• **Aim of the exercise**
Every line with the word "NPWP" in it should be extracted from the data that follows.

(Source data)
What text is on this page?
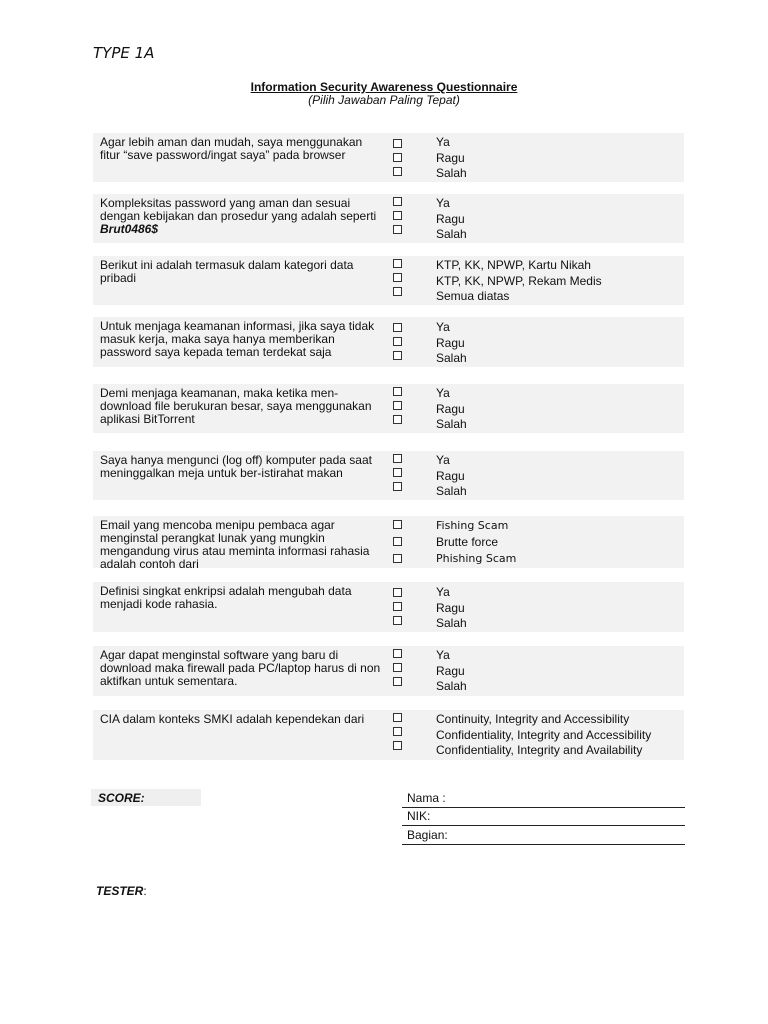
TYPE 1A
Information Security Awareness Questionnaire
(Pilih Jawaban Paling Tepat)
Agar lebih aman dan mudah, saya menggunakan fitur “save password/ingat saya” pada browser
Ya
Ragu
Salah
Kompleksitas password yang aman dan sesuai dengan kebijakan dan prosedur yang adalah seperti Brut0486$
Ya
Ragu
Salah
Berikut ini adalah termasuk dalam kategori data pribadi
KTP, KK, NPWP, Kartu Nikah
KTP, KK, NPWP, Rekam Medis
Semua diatas
Untuk menjaga keamanan informasi, jika saya tidak masuk kerja, maka saya hanya memberikan password saya kepada teman terdekat saja
Ya
Ragu
Salah
Demi menjaga keamanan, maka ketika men-download file berukuran besar, saya menggunakan aplikasi BitTorrent
Ya
Ragu
Salah
Saya hanya mengunci (log off) komputer pada saat meninggalkan meja untuk ber-istirahat makan
Ya
Ragu
Salah
Email yang mencoba menipu pembaca agar menginstal perangkat lunak yang mungkin mengandung virus atau meminta informasi rahasia adalah contoh dari
Fishing Scam
Brutte force
Phishing Scam
Definisi singkat enkripsi adalah mengubah data menjadi kode rahasia.
Ya
Ragu
Salah
Agar dapat menginstal software yang baru di download maka firewall pada PC/laptop harus di non aktifkan untuk sementara.
Ya
Ragu
Salah
CIA dalam konteks SMKI adalah kependekan dari	Continuity, Integrity and Accessibility
Confidentiality, Integrity and Accessibility
Confidentiality, Integrity and Availability
SCORE:	Nama :
NIK:
Bagian:
TESTER:
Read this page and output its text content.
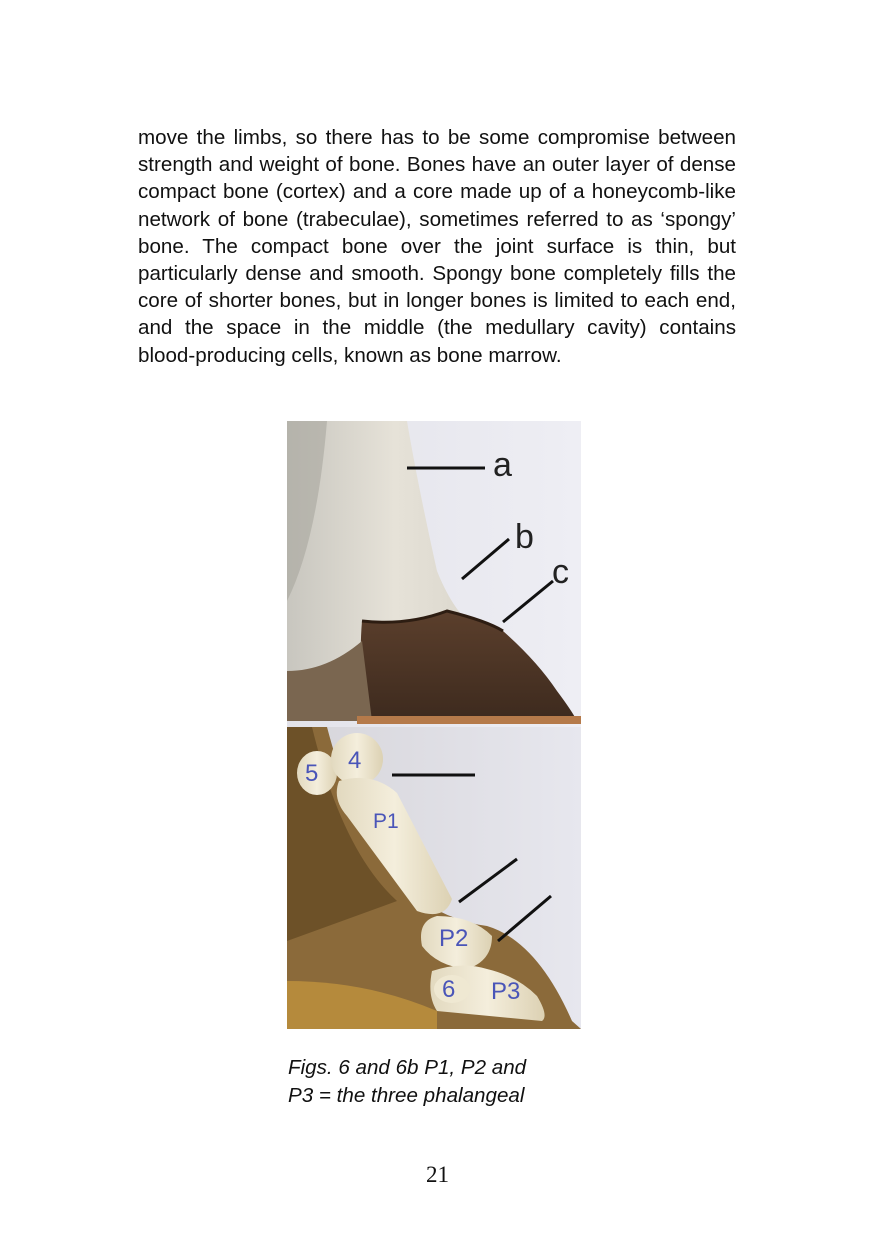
move the limbs, so there has to be some compromise between strength and weight of bone. Bones have an outer layer of dense compact bone (cortex) and a core made up of a honeycomb-like network of bone (trabeculae), sometimes referred to as ‘spongy’ bone. The compact bone over the joint surface is thin, but particularly dense and smooth. Spongy bone completely fills the core of shorter bones, but in longer bones is limited to each end, and the space in the middle (the medullary cavity) contains blood-producing cells, known as bone marrow.

a
b
c
5 4
P1
P2
6 P3

Figs. 6 and 6b P1, P2 and
P3 = the three phalangeal

21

• **Response area**
KTP, KK, NPWP, Kartu Nikah
KTP, KK, NPWP, Rekam Medis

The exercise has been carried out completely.